[Start PROVIDED DATA]

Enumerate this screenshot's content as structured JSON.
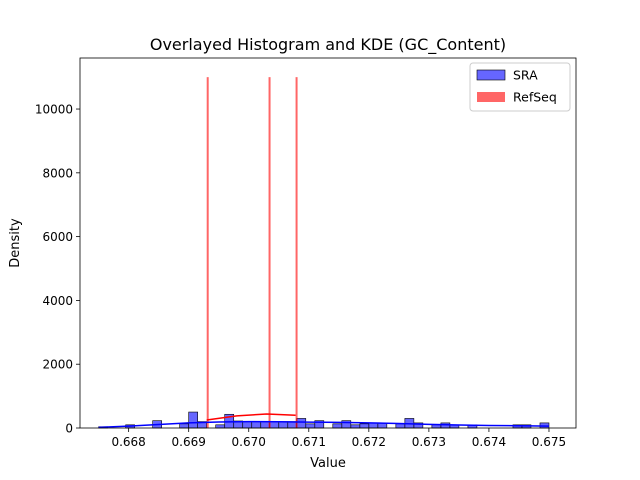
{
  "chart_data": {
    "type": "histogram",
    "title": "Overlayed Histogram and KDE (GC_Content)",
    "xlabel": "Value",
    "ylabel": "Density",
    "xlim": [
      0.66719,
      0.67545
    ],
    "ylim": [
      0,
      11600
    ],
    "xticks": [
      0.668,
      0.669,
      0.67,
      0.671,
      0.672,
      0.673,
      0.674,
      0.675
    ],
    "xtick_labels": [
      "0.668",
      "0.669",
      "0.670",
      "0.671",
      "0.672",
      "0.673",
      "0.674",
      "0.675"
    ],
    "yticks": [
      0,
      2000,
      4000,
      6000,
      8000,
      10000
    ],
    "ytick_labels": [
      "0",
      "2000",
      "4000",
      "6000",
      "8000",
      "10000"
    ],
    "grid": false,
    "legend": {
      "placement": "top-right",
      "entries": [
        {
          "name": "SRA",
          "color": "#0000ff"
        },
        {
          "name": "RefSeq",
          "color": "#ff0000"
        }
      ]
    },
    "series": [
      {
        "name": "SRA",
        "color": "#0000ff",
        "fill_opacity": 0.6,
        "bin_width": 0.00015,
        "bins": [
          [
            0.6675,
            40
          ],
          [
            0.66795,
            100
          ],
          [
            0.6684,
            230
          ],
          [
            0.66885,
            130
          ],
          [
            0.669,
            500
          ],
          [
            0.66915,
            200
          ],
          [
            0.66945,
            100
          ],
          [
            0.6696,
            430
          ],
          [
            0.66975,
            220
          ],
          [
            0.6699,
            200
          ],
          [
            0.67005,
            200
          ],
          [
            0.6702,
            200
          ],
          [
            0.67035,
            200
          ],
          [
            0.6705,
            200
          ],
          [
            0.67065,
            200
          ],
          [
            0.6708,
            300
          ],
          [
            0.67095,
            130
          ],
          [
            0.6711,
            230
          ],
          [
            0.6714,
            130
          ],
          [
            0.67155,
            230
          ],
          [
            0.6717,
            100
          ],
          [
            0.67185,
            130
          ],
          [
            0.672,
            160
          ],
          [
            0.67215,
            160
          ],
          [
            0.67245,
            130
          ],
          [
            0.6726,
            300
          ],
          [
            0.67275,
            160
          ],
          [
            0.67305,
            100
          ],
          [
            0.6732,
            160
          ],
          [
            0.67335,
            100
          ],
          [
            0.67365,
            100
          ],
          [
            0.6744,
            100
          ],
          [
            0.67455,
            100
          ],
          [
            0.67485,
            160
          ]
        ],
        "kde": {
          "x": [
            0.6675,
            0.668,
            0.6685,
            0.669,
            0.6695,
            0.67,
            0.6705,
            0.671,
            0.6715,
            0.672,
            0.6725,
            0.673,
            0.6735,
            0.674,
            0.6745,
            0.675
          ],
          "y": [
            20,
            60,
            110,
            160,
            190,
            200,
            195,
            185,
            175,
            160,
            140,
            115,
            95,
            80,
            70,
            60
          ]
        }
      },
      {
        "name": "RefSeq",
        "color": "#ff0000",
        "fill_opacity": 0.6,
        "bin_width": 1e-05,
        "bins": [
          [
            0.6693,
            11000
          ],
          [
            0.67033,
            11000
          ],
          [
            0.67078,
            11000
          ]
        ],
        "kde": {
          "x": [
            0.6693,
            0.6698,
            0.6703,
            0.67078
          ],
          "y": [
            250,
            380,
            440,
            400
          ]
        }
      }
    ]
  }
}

[End PROVIDED DATA]

STATED PROBLEM ->
Quote the listing above in full, except for the pictures.

SOLUTION FOR THIS EXERCISE ->
Enumerate this screenshot's content as structured JSON.
{
  "chart_data": {
    "type": "histogram",
    "title": "Overlayed Histogram and KDE (GC_Content)",
    "xlabel": "Value",
    "ylabel": "Density",
    "xlim": [
      0.66719,
      0.67545
    ],
    "ylim": [
      0,
      11600
    ],
    "xticks": [
      0.668,
      0.669,
      0.67,
      0.671,
      0.672,
      0.673,
      0.674,
      0.675
    ],
    "xtick_labels": [
      "0.668",
      "0.669",
      "0.670",
      "0.671",
      "0.672",
      "0.673",
      "0.674",
      "0.675"
    ],
    "yticks": [
      0,
      2000,
      4000,
      6000,
      8000,
      10000
    ],
    "ytick_labels": [
      "0",
      "2000",
      "4000",
      "6000",
      "8000",
      "10000"
    ],
    "grid": false,
    "legend": {
      "placement": "top-right",
      "entries": [
        {
          "name": "SRA",
          "color": "#0000ff"
        },
        {
          "name": "RefSeq",
          "color": "#ff0000"
        }
      ]
    },
    "series": [
      {
        "name": "SRA",
        "color": "#0000ff",
        "fill_opacity": 0.6,
        "bin_width": 0.00015,
        "bins": [
          [
            0.6675,
            40
          ],
          [
            0.66795,
            100
          ],
          [
            0.6684,
            230
          ],
          [
            0.66885,
            130
          ],
          [
            0.669,
            500
          ],
          [
            0.66915,
            200
          ],
          [
            0.66945,
            100
          ],
          [
            0.6696,
            430
          ],
          [
            0.66975,
            220
          ],
          [
            0.6699,
            200
          ],
          [
            0.67005,
            200
          ],
          [
            0.6702,
            200
          ],
          [
            0.67035,
            200
          ],
          [
            0.6705,
            200
          ],
          [
            0.67065,
            200
          ],
          [
            0.6708,
            300
          ],
          [
            0.67095,
            130
          ],
          [
            0.6711,
            230
          ],
          [
            0.6714,
            130
          ],
          [
            0.67155,
            230
          ],
          [
            0.6717,
            100
          ],
          [
            0.67185,
            130
          ],
          [
            0.672,
            160
          ],
          [
            0.67215,
            160
          ],
          [
            0.67245,
            130
          ],
          [
            0.6726,
            300
          ],
          [
            0.67275,
            160
          ],
          [
            0.67305,
            100
          ],
          [
            0.6732,
            160
          ],
          [
            0.67335,
            100
          ],
          [
            0.67365,
            100
          ],
          [
            0.6744,
            100
          ],
          [
            0.67455,
            100
          ],
          [
            0.67485,
            160
          ]
        ],
        "kde": {
          "x": [
            0.6675,
            0.668,
            0.6685,
            0.669,
            0.6695,
            0.67,
            0.6705,
            0.671,
            0.6715,
            0.672,
            0.6725,
            0.673,
            0.6735,
            0.674,
            0.6745,
            0.675
          ],
          "y": [
            20,
            60,
            110,
            160,
            190,
            200,
            195,
            185,
            175,
            160,
            140,
            115,
            95,
            80,
            70,
            60
          ]
        }
      },
      {
        "name": "RefSeq",
        "color": "#ff0000",
        "fill_opacity": 0.6,
        "bin_width": 1e-05,
        "bins": [
          [
            0.6693,
            11000
          ],
          [
            0.67033,
            11000
          ],
          [
            0.67078,
            11000
          ]
        ],
        "kde": {
          "x": [
            0.6693,
            0.6698,
            0.6703,
            0.67078
          ],
          "y": [
            250,
            380,
            440,
            400
          ]
        }
      }
    ]
  }
}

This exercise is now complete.